Duplicate each of the following entries line by line, reproducing every character without alteration.

→ Data section:
———
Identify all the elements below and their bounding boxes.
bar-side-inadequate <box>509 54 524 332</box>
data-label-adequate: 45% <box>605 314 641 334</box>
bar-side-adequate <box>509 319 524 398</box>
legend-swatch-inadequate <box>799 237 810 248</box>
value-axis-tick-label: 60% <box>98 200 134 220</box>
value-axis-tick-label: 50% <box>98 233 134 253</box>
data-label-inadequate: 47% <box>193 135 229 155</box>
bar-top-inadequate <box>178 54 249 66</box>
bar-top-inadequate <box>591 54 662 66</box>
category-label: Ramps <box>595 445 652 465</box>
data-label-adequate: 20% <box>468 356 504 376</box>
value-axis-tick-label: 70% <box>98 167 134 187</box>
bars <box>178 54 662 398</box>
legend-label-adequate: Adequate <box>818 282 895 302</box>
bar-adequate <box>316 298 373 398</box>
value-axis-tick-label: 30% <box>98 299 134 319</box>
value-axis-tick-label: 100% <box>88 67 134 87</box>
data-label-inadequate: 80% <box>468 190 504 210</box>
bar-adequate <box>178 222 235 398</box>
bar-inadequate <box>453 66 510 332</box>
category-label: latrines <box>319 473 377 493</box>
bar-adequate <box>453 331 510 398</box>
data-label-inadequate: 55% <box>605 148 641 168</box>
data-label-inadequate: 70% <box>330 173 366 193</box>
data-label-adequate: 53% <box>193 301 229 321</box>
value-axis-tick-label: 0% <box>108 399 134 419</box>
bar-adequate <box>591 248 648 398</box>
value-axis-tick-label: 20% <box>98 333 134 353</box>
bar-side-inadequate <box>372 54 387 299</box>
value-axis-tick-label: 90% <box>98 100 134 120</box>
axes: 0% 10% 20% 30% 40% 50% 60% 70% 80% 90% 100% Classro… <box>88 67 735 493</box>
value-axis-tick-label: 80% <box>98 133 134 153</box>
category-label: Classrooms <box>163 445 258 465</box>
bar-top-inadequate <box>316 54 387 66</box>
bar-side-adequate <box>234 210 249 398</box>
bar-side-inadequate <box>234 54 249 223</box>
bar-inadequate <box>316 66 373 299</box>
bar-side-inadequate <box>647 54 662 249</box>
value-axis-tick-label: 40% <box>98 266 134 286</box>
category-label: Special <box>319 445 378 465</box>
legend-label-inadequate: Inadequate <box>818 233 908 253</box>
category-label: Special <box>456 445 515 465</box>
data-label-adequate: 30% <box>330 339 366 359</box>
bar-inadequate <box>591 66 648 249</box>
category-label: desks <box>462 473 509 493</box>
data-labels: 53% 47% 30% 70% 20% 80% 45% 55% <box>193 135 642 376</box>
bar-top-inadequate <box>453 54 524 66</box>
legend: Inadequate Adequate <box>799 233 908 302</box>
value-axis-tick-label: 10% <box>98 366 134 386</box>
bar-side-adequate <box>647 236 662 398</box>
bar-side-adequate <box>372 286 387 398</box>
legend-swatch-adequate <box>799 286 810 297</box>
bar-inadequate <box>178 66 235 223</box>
———
→ Solution to this problem:
Identify all the elements below and their bounding boxes.
bar-side-inadequate <box>509 54 524 332</box>
data-label-adequate: 45% <box>605 314 641 334</box>
bar-side-adequate <box>509 319 524 398</box>
legend-swatch-inadequate <box>799 237 810 248</box>
value-axis-tick-label: 60% <box>98 200 134 220</box>
value-axis-tick-label: 50% <box>98 233 134 253</box>
data-label-inadequate: 47% <box>193 135 229 155</box>
bar-top-inadequate <box>178 54 249 66</box>
bar-top-inadequate <box>591 54 662 66</box>
category-label: Ramps <box>595 445 652 465</box>
data-label-adequate: 20% <box>468 356 504 376</box>
value-axis-tick-label: 70% <box>98 167 134 187</box>
bars <box>178 54 662 398</box>
legend-label-adequate: Adequate <box>818 282 895 302</box>
bar-adequate <box>316 298 373 398</box>
value-axis-tick-label: 30% <box>98 299 134 319</box>
value-axis-tick-label: 100% <box>88 67 134 87</box>
data-label-inadequate: 80% <box>468 190 504 210</box>
bar-adequate <box>178 222 235 398</box>
bar-inadequate <box>453 66 510 332</box>
category-label: latrines <box>319 473 377 493</box>
bar-adequate <box>453 331 510 398</box>
data-label-inadequate: 55% <box>605 148 641 168</box>
data-label-inadequate: 70% <box>330 173 366 193</box>
data-label-adequate: 53% <box>193 301 229 321</box>
value-axis-tick-label: 0% <box>108 399 134 419</box>
bar-adequate <box>591 248 648 398</box>
value-axis-tick-label: 20% <box>98 333 134 353</box>
bar-side-inadequate <box>372 54 387 299</box>
value-axis-tick-label: 90% <box>98 100 134 120</box>
axes: 0% 10% 20% 30% 40% 50% 60% 70% 80% 90% 100% Classro… <box>88 67 735 493</box>
value-axis-tick-label: 80% <box>98 133 134 153</box>
category-label: Classrooms <box>163 445 258 465</box>
bar-top-inadequate <box>316 54 387 66</box>
bar-side-adequate <box>234 210 249 398</box>
bar-side-inadequate <box>234 54 249 223</box>
bar-inadequate <box>316 66 373 299</box>
bar-side-inadequate <box>647 54 662 249</box>
value-axis-tick-label: 40% <box>98 266 134 286</box>
category-label: Special <box>319 445 378 465</box>
legend-label-inadequate: Inadequate <box>818 233 908 253</box>
category-label: Special <box>456 445 515 465</box>
data-label-adequate: 30% <box>330 339 366 359</box>
bar-inadequate <box>591 66 648 249</box>
category-label: desks <box>462 473 509 493</box>
data-labels: 53% 47% 30% 70% 20% 80% 45% 55% <box>193 135 642 376</box>
bar-top-inadequate <box>453 54 524 66</box>
legend: Inadequate Adequate <box>799 233 908 302</box>
value-axis-tick-label: 10% <box>98 366 134 386</box>
bar-side-adequate <box>647 236 662 398</box>
bar-side-adequate <box>372 286 387 398</box>
legend-swatch-adequate <box>799 286 810 297</box>
bar-inadequate <box>178 66 235 223</box>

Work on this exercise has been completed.